** EXERCISE **
Set down the material once more, exactly as it appears.

* Begin AVAILABLE DATA *

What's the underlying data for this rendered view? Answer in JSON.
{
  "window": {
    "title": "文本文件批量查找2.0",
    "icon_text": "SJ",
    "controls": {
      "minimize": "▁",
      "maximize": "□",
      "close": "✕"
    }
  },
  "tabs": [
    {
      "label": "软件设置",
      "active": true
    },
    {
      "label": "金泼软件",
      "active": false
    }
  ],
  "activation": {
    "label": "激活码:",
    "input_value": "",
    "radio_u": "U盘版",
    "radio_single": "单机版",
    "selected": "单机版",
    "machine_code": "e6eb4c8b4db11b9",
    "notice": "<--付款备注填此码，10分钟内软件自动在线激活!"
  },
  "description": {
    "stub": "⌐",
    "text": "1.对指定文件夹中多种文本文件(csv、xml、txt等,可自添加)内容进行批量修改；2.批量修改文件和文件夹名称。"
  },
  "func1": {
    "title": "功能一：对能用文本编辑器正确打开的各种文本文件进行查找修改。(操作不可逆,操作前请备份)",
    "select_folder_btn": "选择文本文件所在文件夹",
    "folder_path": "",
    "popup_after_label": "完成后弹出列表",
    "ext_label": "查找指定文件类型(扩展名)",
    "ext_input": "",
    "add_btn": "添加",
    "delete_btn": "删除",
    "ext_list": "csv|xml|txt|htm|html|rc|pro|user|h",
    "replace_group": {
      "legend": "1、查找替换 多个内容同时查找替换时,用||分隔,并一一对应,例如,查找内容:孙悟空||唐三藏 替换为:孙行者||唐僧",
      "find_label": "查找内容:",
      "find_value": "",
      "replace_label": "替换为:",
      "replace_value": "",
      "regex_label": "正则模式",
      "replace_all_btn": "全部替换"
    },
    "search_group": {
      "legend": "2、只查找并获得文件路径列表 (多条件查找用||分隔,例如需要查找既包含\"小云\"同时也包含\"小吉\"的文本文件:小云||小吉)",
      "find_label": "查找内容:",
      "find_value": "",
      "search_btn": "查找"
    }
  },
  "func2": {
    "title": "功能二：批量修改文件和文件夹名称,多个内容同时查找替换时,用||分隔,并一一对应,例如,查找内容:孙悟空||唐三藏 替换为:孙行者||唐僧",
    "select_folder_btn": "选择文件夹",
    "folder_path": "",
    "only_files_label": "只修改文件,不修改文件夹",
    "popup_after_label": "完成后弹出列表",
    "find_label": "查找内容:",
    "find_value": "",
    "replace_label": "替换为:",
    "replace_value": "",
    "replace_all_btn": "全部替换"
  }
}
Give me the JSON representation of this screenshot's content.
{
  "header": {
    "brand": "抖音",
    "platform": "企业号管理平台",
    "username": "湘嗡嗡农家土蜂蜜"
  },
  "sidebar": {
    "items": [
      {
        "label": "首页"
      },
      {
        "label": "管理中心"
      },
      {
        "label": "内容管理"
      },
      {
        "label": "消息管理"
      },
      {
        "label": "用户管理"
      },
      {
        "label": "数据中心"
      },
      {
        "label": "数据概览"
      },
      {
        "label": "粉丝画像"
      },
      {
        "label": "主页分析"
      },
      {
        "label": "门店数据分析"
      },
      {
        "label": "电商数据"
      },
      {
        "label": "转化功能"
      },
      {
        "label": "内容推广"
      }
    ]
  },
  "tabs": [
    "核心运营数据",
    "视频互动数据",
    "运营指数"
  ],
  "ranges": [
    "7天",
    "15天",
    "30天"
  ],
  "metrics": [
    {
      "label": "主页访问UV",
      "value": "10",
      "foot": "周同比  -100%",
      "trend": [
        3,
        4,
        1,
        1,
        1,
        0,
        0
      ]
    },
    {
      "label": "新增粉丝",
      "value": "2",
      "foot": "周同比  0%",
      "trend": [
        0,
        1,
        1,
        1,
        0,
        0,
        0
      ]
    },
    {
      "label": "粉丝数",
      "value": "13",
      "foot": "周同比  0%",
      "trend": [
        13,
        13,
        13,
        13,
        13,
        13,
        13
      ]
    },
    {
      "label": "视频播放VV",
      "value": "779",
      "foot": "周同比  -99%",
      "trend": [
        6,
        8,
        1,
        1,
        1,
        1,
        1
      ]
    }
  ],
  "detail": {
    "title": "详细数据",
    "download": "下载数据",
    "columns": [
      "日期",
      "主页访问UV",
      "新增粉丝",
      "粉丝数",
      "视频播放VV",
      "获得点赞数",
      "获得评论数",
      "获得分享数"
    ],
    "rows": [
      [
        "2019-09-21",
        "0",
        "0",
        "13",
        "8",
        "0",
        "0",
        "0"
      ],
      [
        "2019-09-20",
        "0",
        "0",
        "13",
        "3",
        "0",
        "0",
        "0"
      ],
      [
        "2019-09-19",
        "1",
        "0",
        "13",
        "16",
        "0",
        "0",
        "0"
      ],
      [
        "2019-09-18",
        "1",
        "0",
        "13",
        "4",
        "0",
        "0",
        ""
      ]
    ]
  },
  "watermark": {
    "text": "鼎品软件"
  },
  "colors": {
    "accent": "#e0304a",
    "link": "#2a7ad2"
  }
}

* End AVAILABLE DATA *

** FINISHED EXERCISE **
What's the underlying data for this rendered view? Answer in JSON.
{
  "window": {
    "title": "文本文件批量查找2.0",
    "icon_text": "SJ",
    "controls": {
      "minimize": "▁",
      "maximize": "□",
      "close": "✕"
    }
  },
  "tabs": [
    {
      "label": "软件设置",
      "active": true
    },
    {
      "label": "金泼软件",
      "active": false
    }
  ],
  "activation": {
    "label": "激活码:",
    "input_value": "",
    "radio_u": "U盘版",
    "radio_single": "单机版",
    "selected": "单机版",
    "machine_code": "e6eb4c8b4db11b9",
    "notice": "<--付款备注填此码，10分钟内软件自动在线激活!"
  },
  "description": {
    "stub": "⌐",
    "text": "1.对指定文件夹中多种文本文件(csv、xml、txt等,可自添加)内容进行批量修改；2.批量修改文件和文件夹名称。"
  },
  "func1": {
    "title": "功能一：对能用文本编辑器正确打开的各种文本文件进行查找修改。(操作不可逆,操作前请备份)",
    "select_folder_btn": "选择文本文件所在文件夹",
    "folder_path": "",
    "popup_after_label": "完成后弹出列表",
    "ext_label": "查找指定文件类型(扩展名)",
    "ext_input": "",
    "add_btn": "添加",
    "delete_btn": "删除",
    "ext_list": "csv|xml|txt|htm|html|rc|pro|user|h",
    "replace_group": {
      "legend": "1、查找替换 多个内容同时查找替换时,用||分隔,并一一对应,例如,查找内容:孙悟空||唐三藏 替换为:孙行者||唐僧",
      "find_label": "查找内容:",
      "find_value": "",
      "replace_label": "替换为:",
      "replace_value": "",
      "regex_label": "正则模式",
      "replace_all_btn": "全部替换"
    },
    "search_group": {
      "legend": "2、只查找并获得文件路径列表 (多条件查找用||分隔,例如需要查找既包含\"小云\"同时也包含\"小吉\"的文本文件:小云||小吉)",
      "find_label": "查找内容:",
      "find_value": "",
      "search_btn": "查找"
    }
  },
  "func2": {
    "title": "功能二：批量修改文件和文件夹名称,多个内容同时查找替换时,用||分隔,并一一对应,例如,查找内容:孙悟空||唐三藏 替换为:孙行者||唐僧",
    "select_folder_btn": "选择文件夹",
    "folder_path": "",
    "only_files_label": "只修改文件,不修改文件夹",
    "popup_after_label": "完成后弹出列表",
    "find_label": "查找内容:",
    "find_value": "",
    "replace_label": "替换为:",
    "replace_value": "",
    "replace_all_btn": "全部替换"
  }
}
Give me the JSON representation of this screenshot's content.
{
  "header": {
    "brand": "抖音",
    "platform": "企业号管理平台",
    "username": "湘嗡嗡农家土蜂蜜"
  },
  "sidebar": {
    "items": [
      {
        "label": "首页"
      },
      {
        "label": "管理中心"
      },
      {
        "label": "内容管理"
      },
      {
        "label": "消息管理"
      },
      {
        "label": "用户管理"
      },
      {
        "label": "数据中心"
      },
      {
        "label": "数据概览"
      },
      {
        "label": "粉丝画像"
      },
      {
        "label": "主页分析"
      },
      {
        "label": "门店数据分析"
      },
      {
        "label": "电商数据"
      },
      {
        "label": "转化功能"
      },
      {
        "label": "内容推广"
      }
    ]
  },
  "tabs": [
    "核心运营数据",
    "视频互动数据",
    "运营指数"
  ],
  "ranges": [
    "7天",
    "15天",
    "30天"
  ],
  "metrics": [
    {
      "label": "主页访问UV",
      "value": "10",
      "foot": "周同比  -100%",
      "trend": [
        3,
        4,
        1,
        1,
        1,
        0,
        0
      ]
    },
    {
      "label": "新增粉丝",
      "value": "2",
      "foot": "周同比  0%",
      "trend": [
        0,
        1,
        1,
        1,
        0,
        0,
        0
      ]
    },
    {
      "label": "粉丝数",
      "value": "13",
      "foot": "周同比  0%",
      "trend": [
        13,
        13,
        13,
        13,
        13,
        13,
        13
      ]
    },
    {
      "label": "视频播放VV",
      "value": "779",
      "foot": "周同比  -99%",
      "trend": [
        6,
        8,
        1,
        1,
        1,
        1,
        1
      ]
    }
  ],
  "detail": {
    "title": "详细数据",
    "download": "下载数据",
    "columns": [
      "日期",
      "主页访问UV",
      "新增粉丝",
      "粉丝数",
      "视频播放VV",
      "获得点赞数",
      "获得评论数",
      "获得分享数"
    ],
    "rows": [
      [
        "2019-09-21",
        "0",
        "0",
        "13",
        "8",
        "0",
        "0",
        "0"
      ],
      [
        "2019-09-20",
        "0",
        "0",
        "13",
        "3",
        "0",
        "0",
        "0"
      ],
      [
        "2019-09-19",
        "1",
        "0",
        "13",
        "16",
        "0",
        "0",
        "0"
      ],
      [
        "2019-09-18",
        "1",
        "0",
        "13",
        "4",
        "0",
        "0",
        ""
      ]
    ]
  },
  "watermark": {
    "text": "鼎品软件"
  },
  "colors": {
    "accent": "#e0304a",
    "link": "#2a7ad2"
  }
}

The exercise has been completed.